#### [WHAT TO PRODUCE]
Report every line in the listing that contains the string "Base".

#### [ROWS]
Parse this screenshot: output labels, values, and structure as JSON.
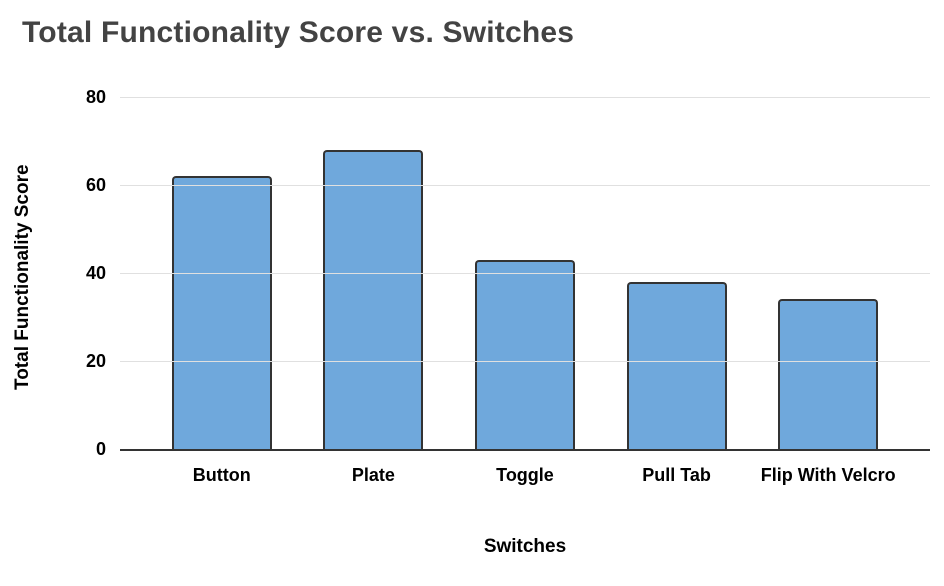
{
  "chart_data": {
    "type": "bar",
    "title": "Total Functionality Score vs. Switches",
    "xlabel": "Switches",
    "ylabel": "Total Functionality Score",
    "categories": [
      "Button",
      "Plate",
      "Toggle",
      "Pull Tab",
      "Flip With Velcro"
    ],
    "values": [
      62,
      68,
      43,
      38,
      34
    ],
    "yticks": [
      0,
      20,
      40,
      60,
      80
    ],
    "ylim": [
      0,
      80
    ],
    "grid": true,
    "legend_position": "none",
    "colors": {
      "bar_fill": "#6fa8dc",
      "bar_border": "#333333",
      "title_text": "#434343",
      "axis_text": "#000000",
      "gridline": "#e0e0e0",
      "axis_line": "#333333",
      "background": "#ffffff"
    }
  }
}
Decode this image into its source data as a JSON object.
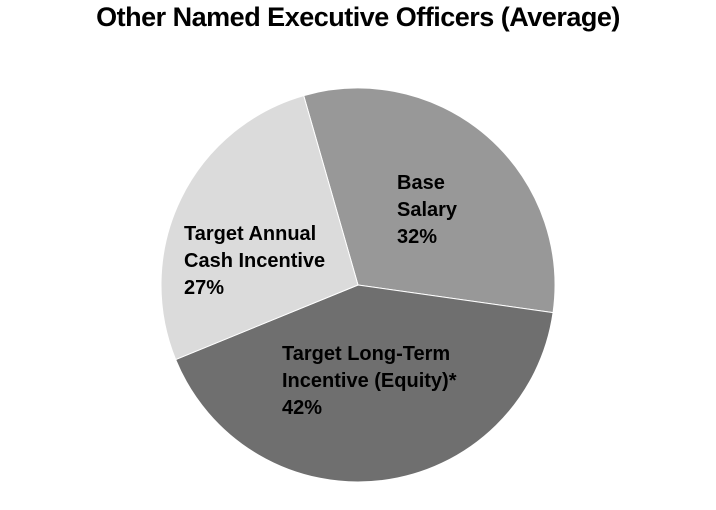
{
  "chart_data": {
    "type": "pie",
    "title": "Other Named Executive Officers (Average)",
    "start_angle_deg": -16,
    "direction": "clockwise",
    "legend_position": "none",
    "labels_inside": true,
    "background_color": "#ffffff",
    "separator_color": "#ffffff",
    "slices": [
      {
        "label": "Base Salary",
        "label_lines": "Base\nSalary",
        "value": 32,
        "display_value": "32%",
        "color": "#989898",
        "text_color": "#000000"
      },
      {
        "label": "Target Long-Term Incentive (Equity)*",
        "label_lines": "Target Long-Term\nIncentive (Equity)*",
        "value": 42,
        "display_value": "42%",
        "color": "#6F6F6F",
        "text_color": "#000000"
      },
      {
        "label": "Target Annual Cash Incentive",
        "label_lines": "Target Annual\nCash Incentive",
        "value": 27,
        "display_value": "27%",
        "color": "#DBDBDB",
        "text_color": "#000000"
      }
    ]
  }
}
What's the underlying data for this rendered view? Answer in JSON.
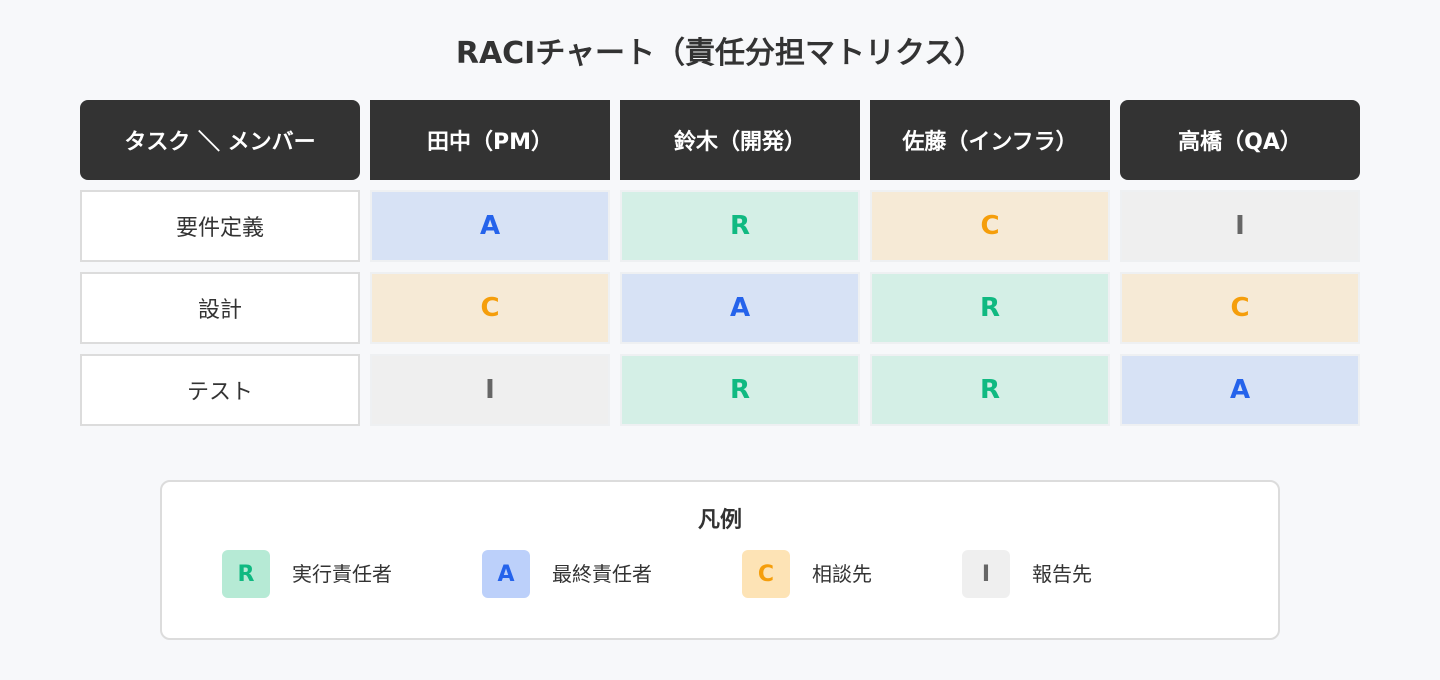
{
  "title": "RACIチャート（責任分担マトリクス）",
  "corner_header": "タスク ＼ メンバー",
  "members": [
    "田中（PM）",
    "鈴木（開発）",
    "佐藤（インフラ）",
    "高橋（QA）"
  ],
  "rows": [
    {
      "task": "要件定義",
      "values": [
        "A",
        "R",
        "C",
        "I"
      ]
    },
    {
      "task": "設計",
      "values": [
        "C",
        "A",
        "R",
        "C"
      ]
    },
    {
      "task": "テスト",
      "values": [
        "I",
        "R",
        "R",
        "A"
      ]
    }
  ],
  "legend": {
    "title": "凡例",
    "items": [
      {
        "code": "R",
        "label": "実行責任者"
      },
      {
        "code": "A",
        "label": "最終責任者"
      },
      {
        "code": "C",
        "label": "相談先"
      },
      {
        "code": "I",
        "label": "報告先"
      }
    ]
  },
  "colors": {
    "R": "#10b981",
    "A": "#2563eb",
    "C": "#f59e0b",
    "I": "#666666",
    "header": "#333333"
  }
}
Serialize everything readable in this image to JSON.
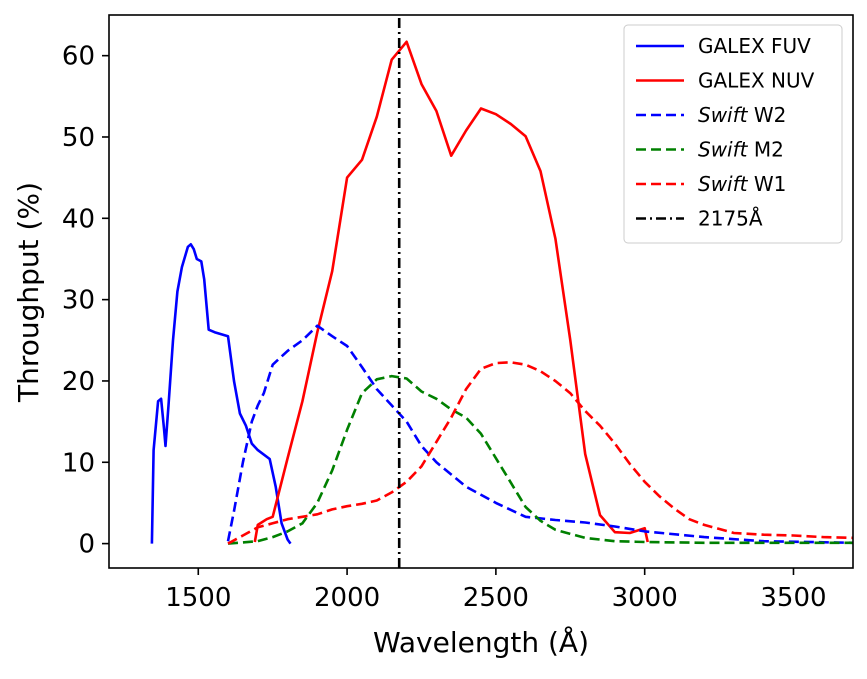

#### [OUTPUT]
        "label": "Base Salary",
        "label_lines": "Base\nSalary",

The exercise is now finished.